Extracted entries >>

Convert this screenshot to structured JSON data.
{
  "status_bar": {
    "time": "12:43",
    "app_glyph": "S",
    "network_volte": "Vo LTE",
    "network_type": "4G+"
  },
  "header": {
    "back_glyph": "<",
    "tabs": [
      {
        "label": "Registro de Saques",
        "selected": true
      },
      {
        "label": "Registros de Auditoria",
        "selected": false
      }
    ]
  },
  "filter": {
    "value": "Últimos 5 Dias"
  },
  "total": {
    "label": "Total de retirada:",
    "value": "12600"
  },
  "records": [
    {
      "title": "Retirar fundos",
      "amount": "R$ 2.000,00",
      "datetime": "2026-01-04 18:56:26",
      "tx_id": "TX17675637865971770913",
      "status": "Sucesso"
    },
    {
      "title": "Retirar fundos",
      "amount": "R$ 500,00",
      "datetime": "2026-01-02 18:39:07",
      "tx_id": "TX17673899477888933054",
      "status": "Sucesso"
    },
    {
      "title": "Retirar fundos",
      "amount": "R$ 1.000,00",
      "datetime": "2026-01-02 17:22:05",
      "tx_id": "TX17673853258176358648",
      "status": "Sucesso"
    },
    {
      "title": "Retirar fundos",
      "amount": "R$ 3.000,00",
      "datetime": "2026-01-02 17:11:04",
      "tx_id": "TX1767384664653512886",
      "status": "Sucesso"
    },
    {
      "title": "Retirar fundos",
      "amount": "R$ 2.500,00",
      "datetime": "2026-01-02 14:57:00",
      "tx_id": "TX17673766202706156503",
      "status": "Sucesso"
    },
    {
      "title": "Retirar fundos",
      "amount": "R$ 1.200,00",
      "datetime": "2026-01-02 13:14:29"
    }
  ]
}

Work instructions >> Only lines with the word "label" should be collected from the material.

Completed task >>
        "label": "Registro de Saques",
        "label": "Registros de Auditoria",
    "label": "Total de retirada:",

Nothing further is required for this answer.